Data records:
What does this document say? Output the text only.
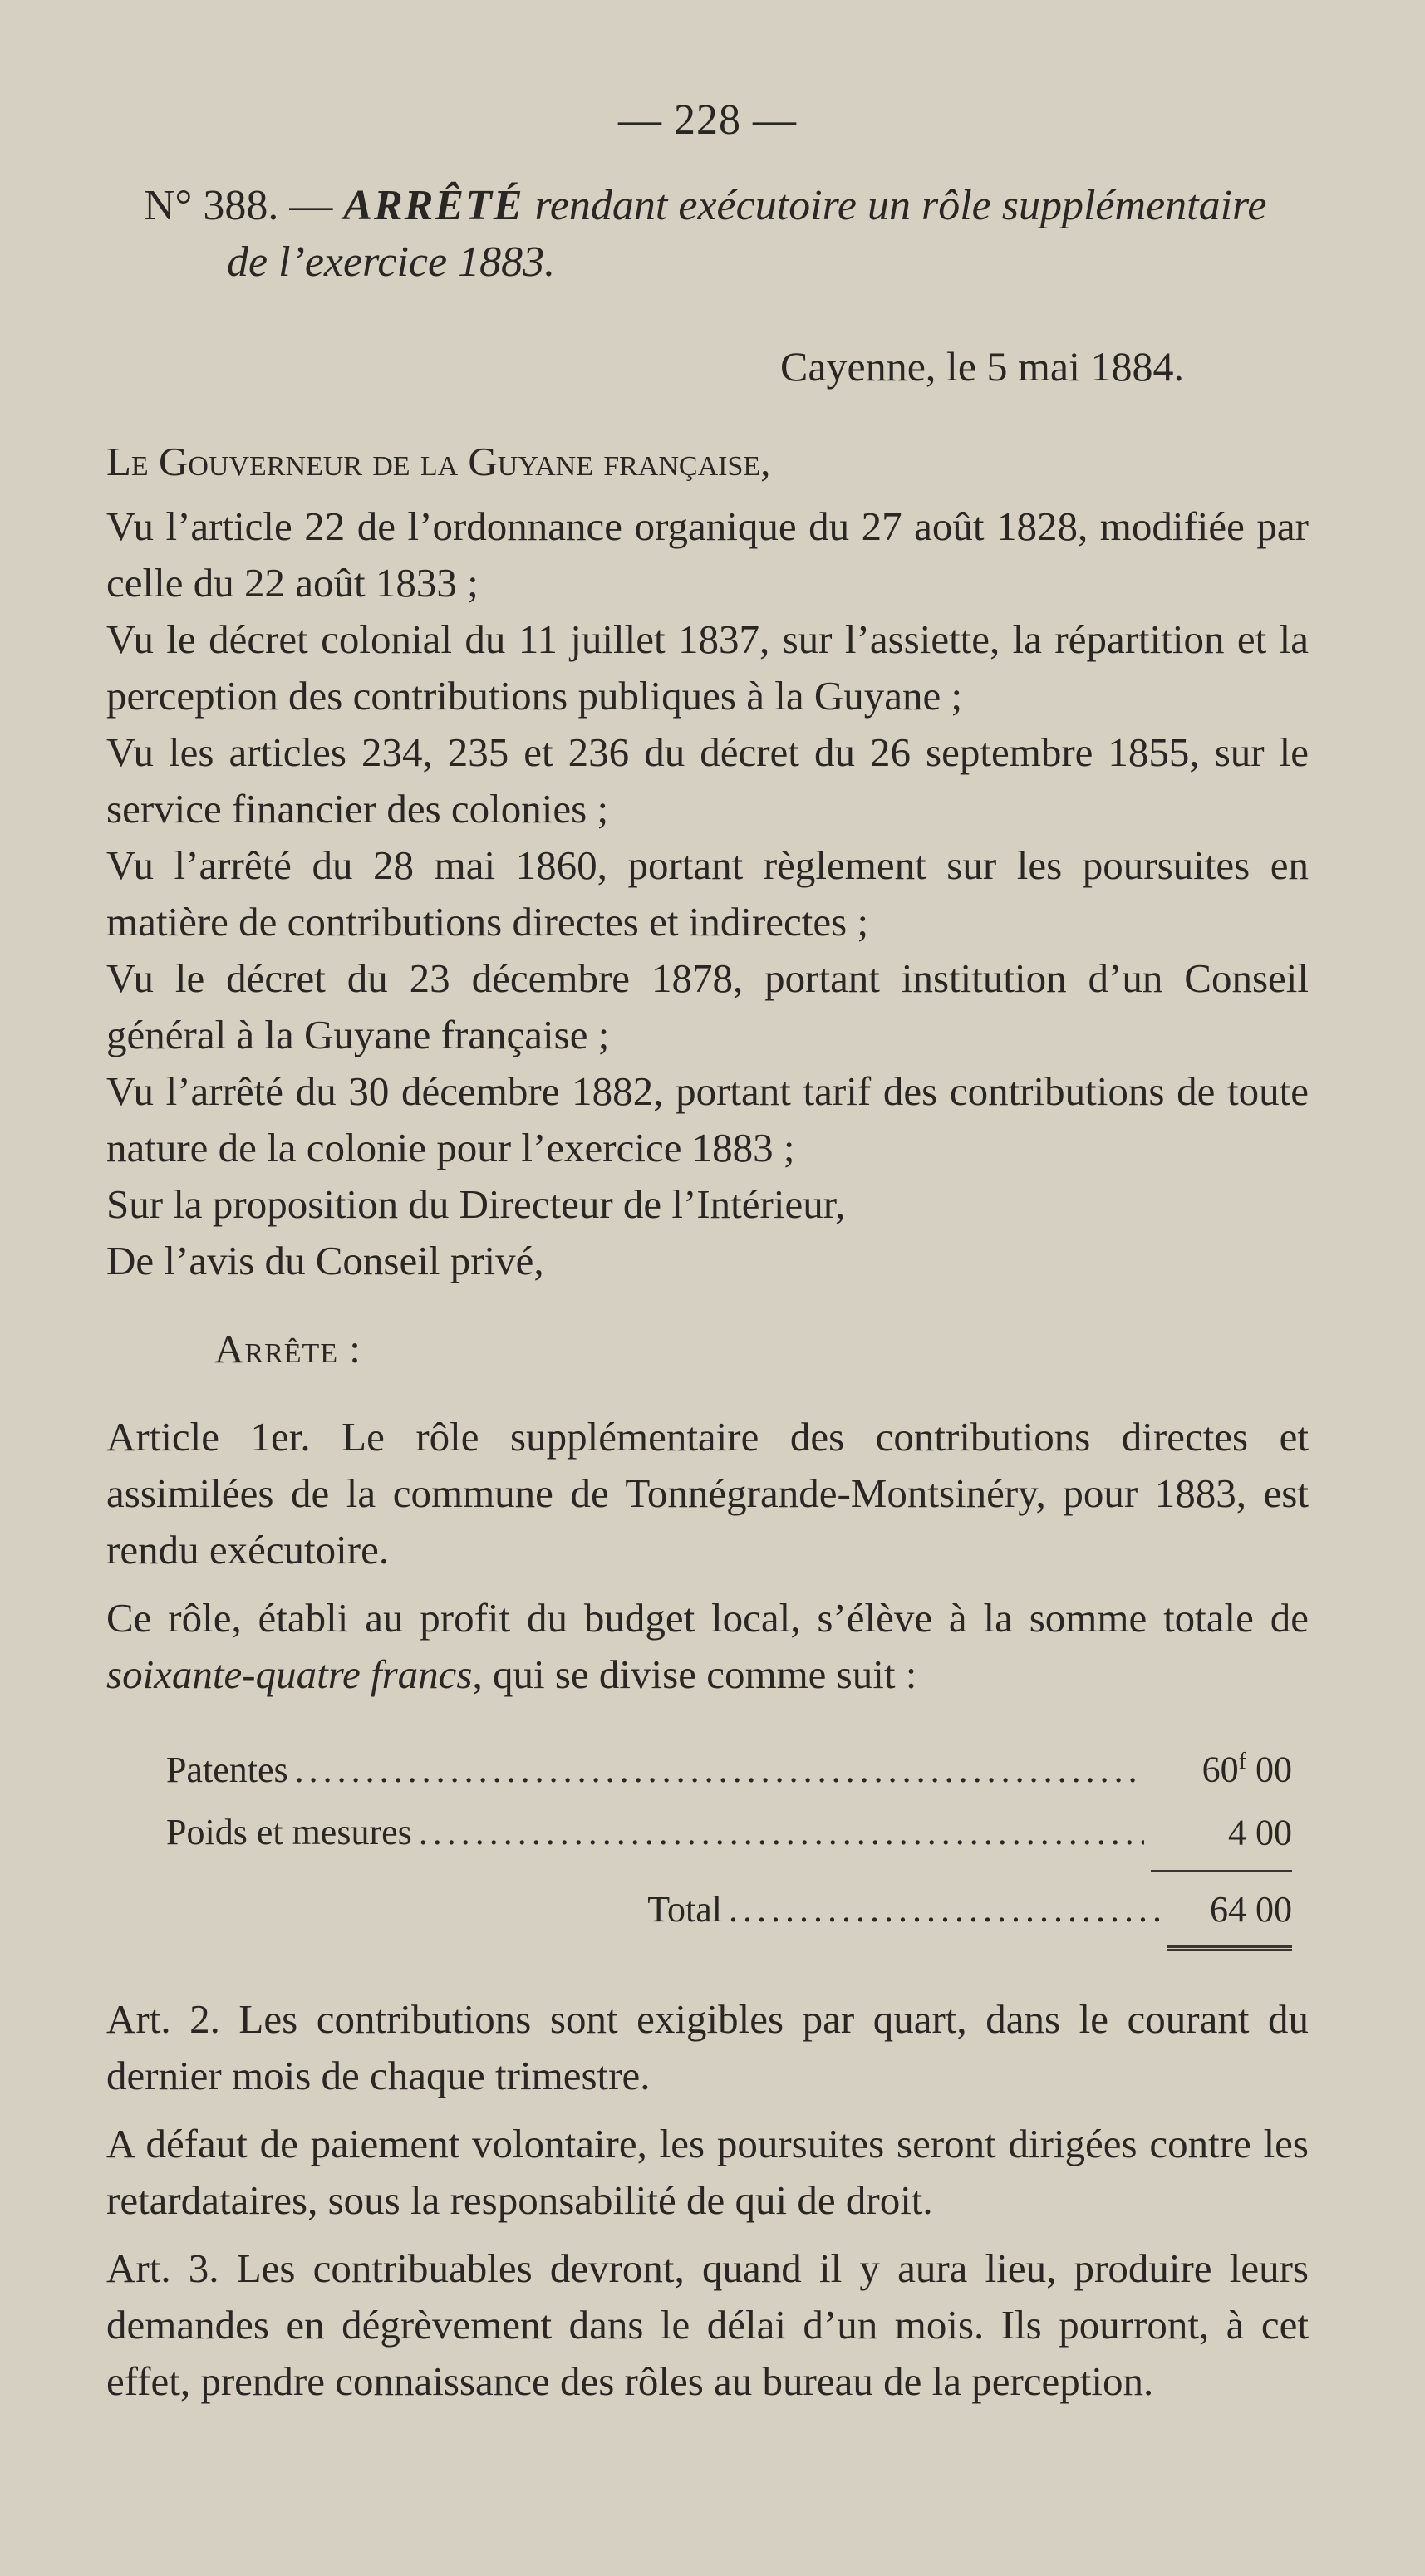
— 228 —
N° 388. — ARRÊTÉ rendant exécutoire un rôle supplémentaire de l’exercice 1883.
Cayenne, le 5 mai 1884.

Le Gouverneur de la Guyane française,

Vu l’article 22 de l’ordonnance organique du 27 août 1828, modifiée par celle du 22 août 1833 ;

Vu le décret colonial du 11 juillet 1837, sur l’assiette, la répartition et la perception des contributions publiques à la Guyane ;

Vu les articles 234, 235 et 236 du décret du 26 septembre 1855, sur le service financier des colonies ;

Vu l’arrêté du 28 mai 1860, portant règlement sur les poursuites en matière de contributions directes et indirectes ;

Vu le décret du 23 décembre 1878, portant institution d’un Conseil général à la Guyane française ;

Vu l’arrêté du 30 décembre 1882, portant tarif des contributions de toute nature de la colonie pour l’exercice 1883 ;

Sur la proposition du Directeur de l’Intérieur,

De l’avis du Conseil privé,

Arrête :

Article 1er. Le rôle supplémentaire des contributions directes et assimilées de la commune de Tonnégrande-Montsinéry, pour 1883, est rendu exécutoire.

Ce rôle, établi au profit du budget local, s’élève à la somme totale de soixante-quatre francs, qui se divise comme suit :

Patentes .....	60$^f$ 00
Poids et mesures .....	4 00
Total .....	64 00

Art. 2. Les contributions sont exigibles par quart, dans le courant du dernier mois de chaque trimestre.

A défaut de paiement volontaire, les poursuites seront dirigées contre les retardataires, sous la responsabilité de qui de droit.

Art. 3. Les contribuables devront, quand il y aura lieu, produire leurs demandes en dégrèvement dans le délai d’un mois. Ils pourront, à cet effet, prendre connaissance des rôles au bureau de la perception.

• _Problem details_
Write out the entries above verbatim; the pictures do not belong in your copy.

• _Answer to this task_
What does this document say? Output the text only.
— 228 —
N° 388. — ARRÊTÉ rendant exécutoire un rôle supplémentaire de l’exercice 1883.
Cayenne, le 5 mai 1884.

Le Gouverneur de la Guyane française,

Vu l’article 22 de l’ordonnance organique du 27 août 1828, modifiée par celle du 22 août 1833 ;

Vu le décret colonial du 11 juillet 1837, sur l’assiette, la répartition et la perception des contributions publiques à la Guyane ;

Vu les articles 234, 235 et 236 du décret du 26 septembre 1855, sur le service financier des colonies ;

Vu l’arrêté du 28 mai 1860, portant règlement sur les poursuites en matière de contributions directes et indirectes ;

Vu le décret du 23 décembre 1878, portant institution d’un Conseil général à la Guyane française ;

Vu l’arrêté du 30 décembre 1882, portant tarif des contributions de toute nature de la colonie pour l’exercice 1883 ;

Sur la proposition du Directeur de l’Intérieur,

De l’avis du Conseil privé,

Arrête :

Article 1er. Le rôle supplémentaire des contributions directes et assimilées de la commune de Tonnégrande-Montsinéry, pour 1883, est rendu exécutoire.

Ce rôle, établi au profit du budget local, s’élève à la somme totale de soixante-quatre francs, qui se divise comme suit :

Patentes .....	60$^f$ 00
Poids et mesures .....	4 00
Total .....	64 00

Art. 2. Les contributions sont exigibles par quart, dans le courant du dernier mois de chaque trimestre.

A défaut de paiement volontaire, les poursuites seront dirigées contre les retardataires, sous la responsabilité de qui de droit.

Art. 3. Les contribuables devront, quand il y aura lieu, produire leurs demandes en dégrèvement dans le délai d’un mois. Ils pourront, à cet effet, prendre connaissance des rôles au bureau de la perception.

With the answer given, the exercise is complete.